**Requirement:**
Turn the lines below into a JSON list of strings, one string per line, skipping blank lines. Begin at the line that has "star-point xyxy=(323,369,327,373)" and stop after the line that has "star-point xyxy=(167,420,171,424)".

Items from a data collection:
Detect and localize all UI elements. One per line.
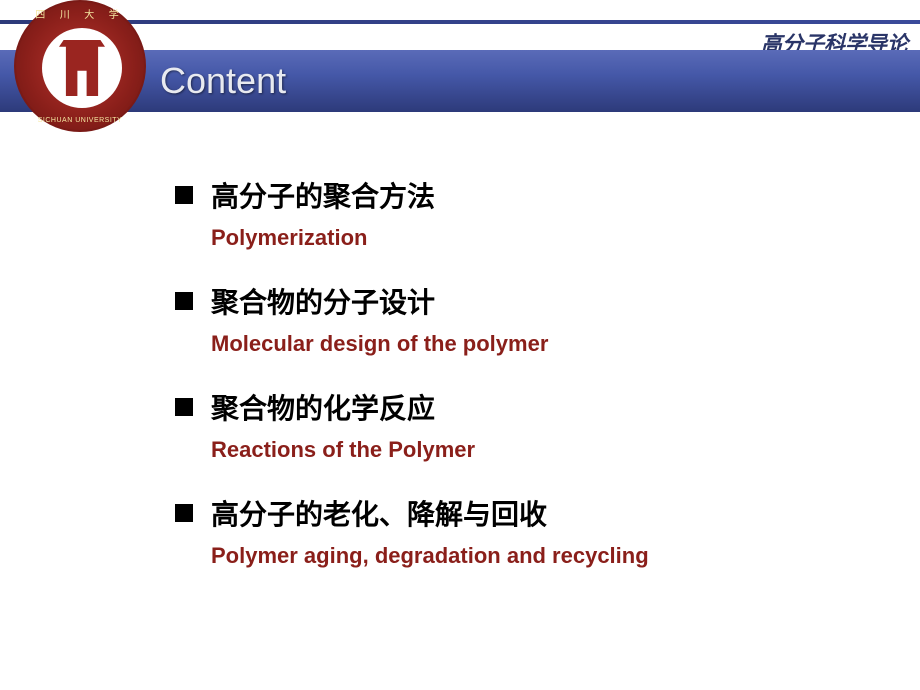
item-title-zh: 高分子的聚合方法 [211, 175, 435, 215]
item-subtitle-en: Polymerization [211, 225, 875, 251]
list-item: 聚合物的分子设计 Molecular design of the polymer [175, 281, 875, 357]
list-item-row: 聚合物的化学反应 [175, 387, 875, 427]
logo-text-top: 四 川 大 学 [16, 6, 144, 21]
logo-gate-icon [59, 40, 105, 96]
list-item-row: 高分子的聚合方法 [175, 175, 875, 215]
slide-title: Content [160, 60, 286, 102]
square-bullet-icon [175, 398, 193, 416]
logo-inner-circle [42, 28, 122, 108]
item-subtitle-en: Molecular design of the polymer [211, 331, 875, 357]
logo-outer-ring: 四 川 大 学 SICHUAN UNIVERSITY [14, 0, 146, 132]
item-subtitle-en: Polymer aging, degradation and recycling [211, 543, 875, 569]
square-bullet-icon [175, 292, 193, 310]
list-item-row: 高分子的老化、降解与回收 [175, 493, 875, 533]
logo-text-bottom: SICHUAN UNIVERSITY [16, 117, 144, 124]
list-item-row: 聚合物的分子设计 [175, 281, 875, 321]
list-item: 高分子的聚合方法 Polymerization [175, 175, 875, 251]
content-list: 高分子的聚合方法 Polymerization 聚合物的分子设计 Molecul… [175, 175, 875, 599]
item-subtitle-en: Reactions of the Polymer [211, 437, 875, 463]
list-item: 聚合物的化学反应 Reactions of the Polymer [175, 387, 875, 463]
square-bullet-icon [175, 504, 193, 522]
item-title-zh: 聚合物的化学反应 [211, 387, 435, 427]
university-logo: 四 川 大 学 SICHUAN UNIVERSITY [14, 0, 146, 132]
square-bullet-icon [175, 186, 193, 204]
item-title-zh: 高分子的老化、降解与回收 [211, 493, 547, 533]
list-item: 高分子的老化、降解与回收 Polymer aging, degradation … [175, 493, 875, 569]
item-title-zh: 聚合物的分子设计 [211, 281, 435, 321]
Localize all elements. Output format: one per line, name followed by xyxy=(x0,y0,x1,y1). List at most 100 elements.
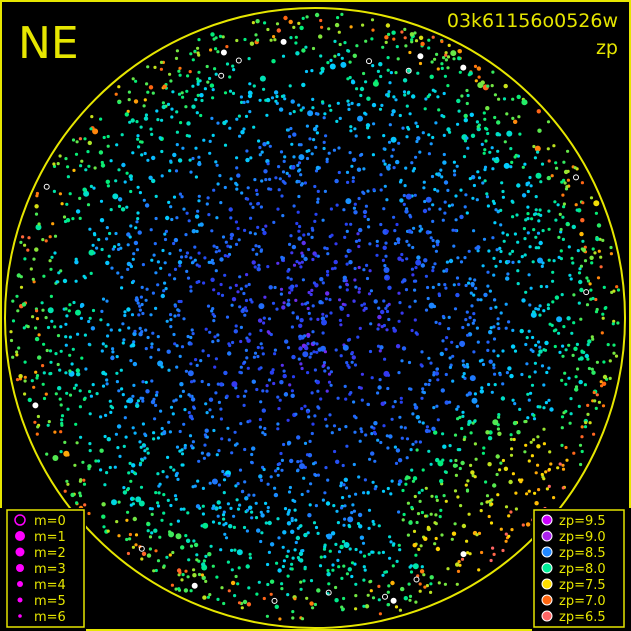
star-point xyxy=(323,369,327,373)
star-point xyxy=(480,142,484,146)
star-point xyxy=(188,434,193,438)
star-point xyxy=(104,413,108,417)
star-point xyxy=(426,285,430,290)
star-point xyxy=(137,313,141,317)
star-point xyxy=(408,520,413,525)
star-point xyxy=(406,125,410,130)
star-point xyxy=(22,326,26,330)
star-point xyxy=(511,398,515,402)
star-point xyxy=(529,286,533,290)
star-point xyxy=(330,233,334,237)
quantity-label: zp xyxy=(596,37,618,59)
star-point xyxy=(345,444,349,448)
star-point xyxy=(184,255,188,259)
star-point xyxy=(476,125,480,129)
star-point xyxy=(128,461,132,465)
star-point xyxy=(53,430,57,434)
star-point xyxy=(257,263,261,267)
star-point xyxy=(250,516,254,520)
star-point xyxy=(231,340,235,345)
star-point xyxy=(174,56,179,61)
star-point xyxy=(109,208,113,212)
star-point xyxy=(380,309,385,315)
star-point xyxy=(371,480,375,484)
star-point xyxy=(378,378,382,382)
star-point xyxy=(192,539,196,543)
star-point xyxy=(325,291,330,296)
star-point xyxy=(167,420,171,424)
star-point xyxy=(391,564,395,568)
star-point xyxy=(464,318,468,322)
star-point xyxy=(545,285,549,289)
star-point xyxy=(120,133,124,137)
star-point xyxy=(202,281,206,285)
star-point xyxy=(447,204,451,208)
star-point xyxy=(234,283,238,287)
mag-label: m=6 xyxy=(34,610,66,625)
star-point xyxy=(581,201,585,205)
star-point xyxy=(324,134,328,138)
star-point xyxy=(571,224,576,230)
star-point xyxy=(19,285,24,289)
star-point xyxy=(212,504,216,508)
star-point xyxy=(160,426,164,431)
star-point xyxy=(482,446,486,450)
star-point xyxy=(477,531,482,536)
star-point xyxy=(297,261,302,265)
star-point xyxy=(189,170,193,174)
star-point xyxy=(357,196,361,201)
star-point xyxy=(173,494,178,498)
star-point xyxy=(368,457,372,461)
star-point-saturated xyxy=(573,174,579,181)
star-point xyxy=(427,382,431,387)
star-point xyxy=(401,488,405,493)
star-point xyxy=(31,277,35,281)
mag-label: m=4 xyxy=(34,578,66,593)
star-point xyxy=(405,104,409,108)
star-point xyxy=(362,491,366,495)
star-point xyxy=(105,471,109,475)
star-point xyxy=(488,150,492,154)
star-point xyxy=(53,251,57,255)
star-point xyxy=(453,489,458,493)
star-point xyxy=(338,285,342,289)
star-point xyxy=(504,505,509,509)
star-point xyxy=(546,175,551,181)
star-point xyxy=(296,526,300,530)
star-point xyxy=(486,204,490,208)
star-point xyxy=(379,222,383,227)
star-point xyxy=(379,440,383,445)
star-point xyxy=(457,109,461,113)
star-point xyxy=(186,121,191,126)
star-point xyxy=(146,451,150,455)
star-point xyxy=(162,84,167,89)
star-point xyxy=(90,115,94,119)
star-point xyxy=(59,430,63,434)
star-point xyxy=(344,254,348,258)
star-point xyxy=(589,255,594,260)
star-point xyxy=(280,94,285,98)
star-point xyxy=(314,12,320,18)
star-point xyxy=(370,550,374,554)
star-point xyxy=(510,344,516,349)
star-point xyxy=(345,198,352,205)
star-point xyxy=(554,161,558,165)
star-point xyxy=(474,286,478,290)
star-point xyxy=(351,157,357,162)
star-point xyxy=(534,343,538,347)
star-point xyxy=(228,343,232,348)
star-point xyxy=(448,356,452,360)
star-point xyxy=(314,145,318,149)
star-point xyxy=(534,145,541,152)
star-point xyxy=(337,146,341,150)
star-point xyxy=(500,396,506,401)
star-point xyxy=(524,419,528,424)
star-point xyxy=(282,369,286,373)
star-point xyxy=(451,228,455,232)
star-point xyxy=(113,465,117,469)
star-point xyxy=(117,500,121,504)
star-point xyxy=(370,376,374,380)
star-point xyxy=(295,221,299,226)
star-point xyxy=(481,264,485,268)
star-point xyxy=(137,230,142,235)
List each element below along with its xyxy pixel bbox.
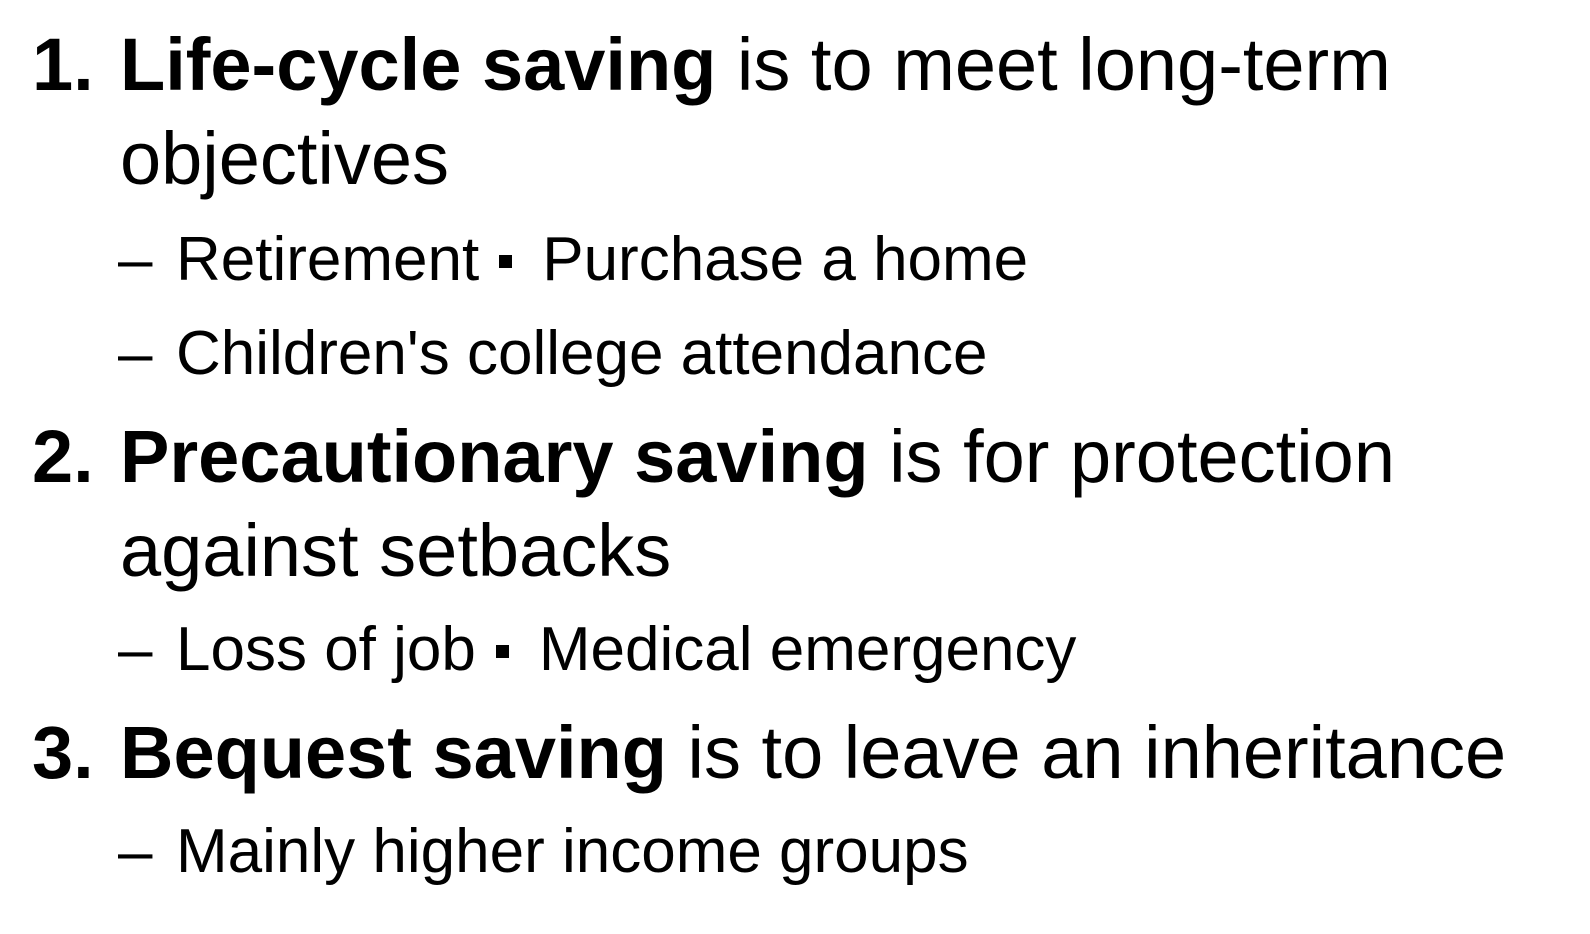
sub-item-text: Children's college attendance [176,314,987,394]
item-term: Life-cycle saving [120,23,716,106]
dash-bullet: – [118,314,152,394]
sub-item-part: Loss of job [176,615,476,684]
item-number: 1. [32,18,94,112]
item-description-continued: against setbacks [120,504,671,598]
dash-bullet: – [118,812,152,892]
dash-bullet: – [118,220,152,300]
item-description: is to leave an inheritance [667,711,1506,794]
item-description-continued: objectives [120,112,449,206]
square-bullet-icon [499,255,512,268]
sub-item-text: Retirement Purchase a home [176,220,1028,300]
item-text: Life-cycle saving is to meet long-term [120,18,1391,112]
item-term: Precautionary saving [120,415,869,498]
item-text: Bequest saving is to leave an inheritanc… [120,706,1506,800]
item-number: 3. [32,706,94,800]
sub-item-part: Medical emergency [539,615,1077,684]
sub-item-part: Retirement [176,225,479,294]
sub-item-part: Purchase a home [542,225,1028,294]
item-description: is for protection [869,415,1395,498]
sub-item-text: Loss of job Medical emergency [176,610,1076,690]
sub-item-text: Mainly higher income groups [176,812,969,892]
item-number: 2. [32,410,94,504]
item-description: is to meet long-term [716,23,1390,106]
item-term: Bequest saving [120,711,667,794]
dash-bullet: – [118,610,152,690]
item-text: Precautionary saving is for protection [120,410,1395,504]
square-bullet-icon [496,645,509,658]
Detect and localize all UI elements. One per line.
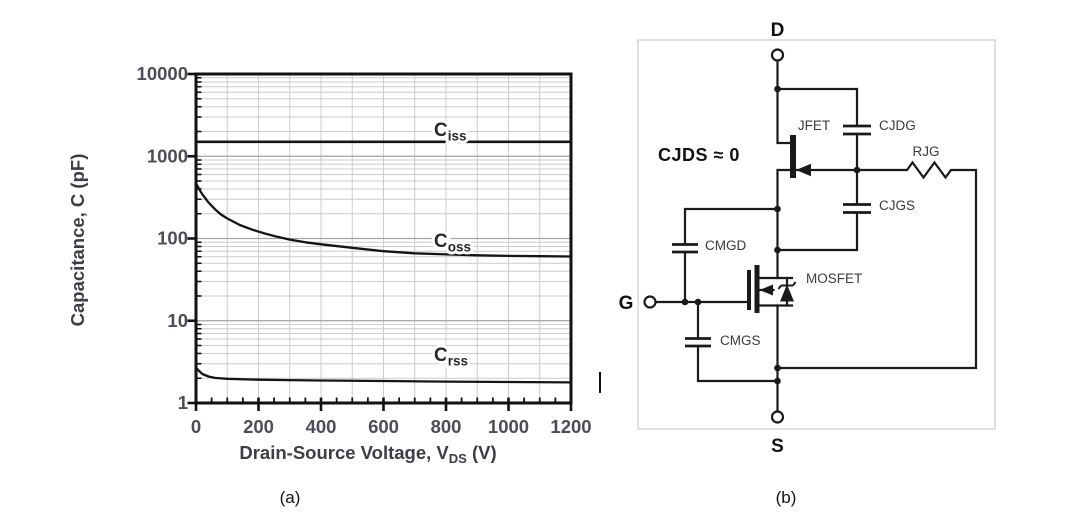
wire-cmgd-top bbox=[683, 207, 779, 246]
cjdg-capacitor bbox=[843, 124, 871, 136]
y-tick-labels: 1 10 100 1000 10000 bbox=[137, 63, 188, 413]
wire-cmgs-bottom bbox=[696, 345, 779, 383]
cmgs-label: CMGS bbox=[720, 333, 761, 348]
mosfet-equivalent-circuit: D G S CJDS ≈ 0 JFET CJDG RJG CJGS CMGD M… bbox=[619, 20, 996, 457]
panel-b-caption: (b) bbox=[775, 488, 797, 507]
cjgs-capacitor bbox=[843, 203, 871, 214]
svg-text:800: 800 bbox=[431, 416, 462, 437]
junction-dots bbox=[681, 85, 861, 385]
wire-cjgs-bottom bbox=[776, 211, 859, 252]
cjds-note: CJDS ≈ 0 bbox=[658, 145, 740, 165]
wire-gate-rjg-rail bbox=[776, 160, 978, 370]
gate-terminal-icon bbox=[643, 295, 657, 309]
jfet-symbol bbox=[790, 135, 811, 178]
y-axis-title: Capacitance, C (pF) bbox=[67, 154, 88, 327]
svg-text:1000: 1000 bbox=[488, 416, 529, 437]
wire-d-to-cjdg bbox=[776, 87, 859, 127]
wire-drain bbox=[776, 59, 792, 145]
curve-Crss bbox=[195, 366, 572, 384]
cmgd-capacitor bbox=[672, 243, 698, 254]
cjdg-label: CJDG bbox=[879, 118, 916, 133]
x-tick-labels: 0 200 400 600 800 1000 1200 bbox=[191, 416, 592, 437]
cjgs-label: CJGS bbox=[879, 198, 915, 213]
svg-text:400: 400 bbox=[306, 416, 337, 437]
curve-Coss bbox=[194, 182, 572, 258]
svg-text:10000: 10000 bbox=[137, 63, 188, 84]
terminal-circles bbox=[643, 48, 785, 424]
capacitor-plates bbox=[672, 124, 871, 348]
drain-terminal-icon bbox=[770, 48, 785, 62]
curve-label-Ciss: Ciss bbox=[434, 120, 467, 144]
body-diode-icon bbox=[777, 281, 797, 302]
x-axis-title: Drain-Source Voltage, VDS (V) bbox=[239, 442, 496, 466]
axis-ticks bbox=[187, 72, 573, 411]
gate-terminal-label: G bbox=[619, 293, 634, 314]
text-cursor-artifact bbox=[599, 372, 601, 393]
source-terminal-icon bbox=[770, 410, 785, 424]
curve-label-Coss: Coss bbox=[434, 231, 471, 255]
svg-text:1000: 1000 bbox=[147, 145, 188, 166]
svg-text:0: 0 bbox=[191, 416, 201, 437]
cmgd-label: CMGD bbox=[705, 238, 746, 253]
circuit-wires bbox=[654, 59, 978, 413]
panel-a-caption: (a) bbox=[279, 488, 301, 507]
wire-jfet-source bbox=[776, 168, 792, 280]
panel-border bbox=[637, 39, 996, 430]
mosfet-body-arrow-icon bbox=[759, 284, 773, 296]
svg-text:600: 600 bbox=[368, 416, 399, 437]
svg-text:100: 100 bbox=[157, 228, 188, 249]
mosfet-symbol bbox=[747, 265, 773, 313]
source-terminal-label: S bbox=[771, 436, 784, 457]
svg-text:1: 1 bbox=[178, 392, 188, 413]
svg-text:200: 200 bbox=[243, 416, 274, 437]
rjg-label: RJG bbox=[913, 144, 940, 159]
curve-label-Crss: Crss bbox=[434, 345, 468, 369]
jfet-gate-arrow-icon bbox=[796, 163, 811, 177]
mosfet-label: MOSFET bbox=[806, 271, 862, 286]
cmgs-capacitor bbox=[685, 337, 711, 348]
jfet-label: JFET bbox=[798, 118, 830, 133]
drain-terminal-label: D bbox=[771, 20, 785, 41]
svg-text:1200: 1200 bbox=[550, 416, 591, 437]
svg-text:10: 10 bbox=[167, 310, 188, 331]
grid-major bbox=[196, 155, 571, 322]
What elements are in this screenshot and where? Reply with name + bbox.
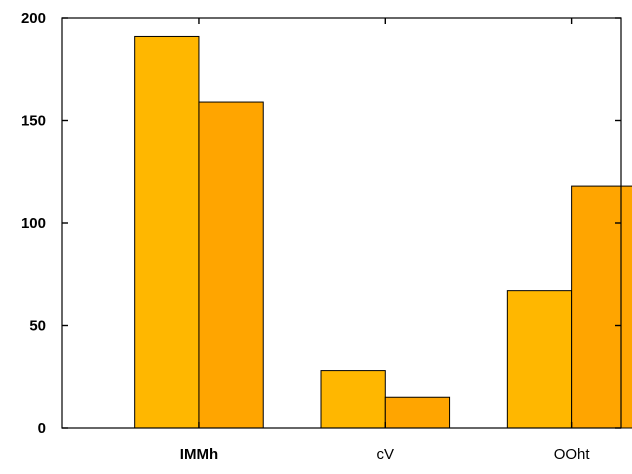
- bars-group: [134, 35, 632, 429]
- ticks-group: [62, 17, 621, 429]
- x-tick-label-IMMh: IMMh: [180, 446, 218, 463]
- tick-labels-group: IMMh cV OOht 0 50 100 150 200: [21, 10, 590, 463]
- y-tick-label-100: 100: [21, 215, 46, 232]
- y-tick-label-50: 50: [29, 318, 46, 335]
- bar-OOht-series-1: [506, 290, 573, 429]
- x-tick-label-cV: cV: [377, 446, 395, 463]
- bar-IMMh-series-1: [134, 35, 200, 429]
- x-tick-label-OOht: OOht: [554, 446, 591, 463]
- bar-cV-series-1: [320, 370, 386, 429]
- bar-IMMh-series-2: [198, 101, 264, 429]
- bar-OOht-series-2: [571, 185, 632, 429]
- bar-cV-series-2: [384, 396, 451, 429]
- y-tick-label-200: 200: [21, 10, 46, 27]
- y-tick-label-150: 150: [21, 113, 46, 130]
- y-tick-label-0: 0: [38, 420, 46, 437]
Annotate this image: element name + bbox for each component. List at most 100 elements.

**Written answer:**
[
  "star-point xyxy=(323,369,327,373)",
  "star-point xyxy=(480,142,484,146)",
  "star-point xyxy=(188,434,193,438)",
  "star-point xyxy=(104,413,108,417)",
  "star-point xyxy=(426,285,430,290)",
  "star-point xyxy=(137,313,141,317)",
  "star-point xyxy=(408,520,413,525)",
  "star-point xyxy=(406,125,410,130)",
  "star-point xyxy=(22,326,26,330)",
  "star-point xyxy=(511,398,515,402)",
  "star-point xyxy=(529,286,533,290)",
  "star-point xyxy=(330,233,334,237)",
  "quantity-label: zp xyxy=(596,37,618,59)",
  "star-point xyxy=(345,444,349,448)",
  "star-point xyxy=(184,255,188,259)",
  "star-point xyxy=(476,125,480,129)",
  "star-point xyxy=(128,461,132,465)",
  "star-point xyxy=(53,430,57,434)",
  "star-point xyxy=(257,263,261,267)",
  "star-point xyxy=(250,516,254,520)",
  "star-point xyxy=(231,340,235,345)",
  "star-point xyxy=(174,56,179,61)",
  "star-point xyxy=(109,208,113,212)",
  "star-point xyxy=(380,309,385,315)",
  "star-point xyxy=(371,480,375,484)",
  "star-point xyxy=(378,378,382,382)",
  "star-point xyxy=(192,539,196,543)",
  "star-point xyxy=(325,291,330,296)",
  "star-point xyxy=(167,420,171,424)"
]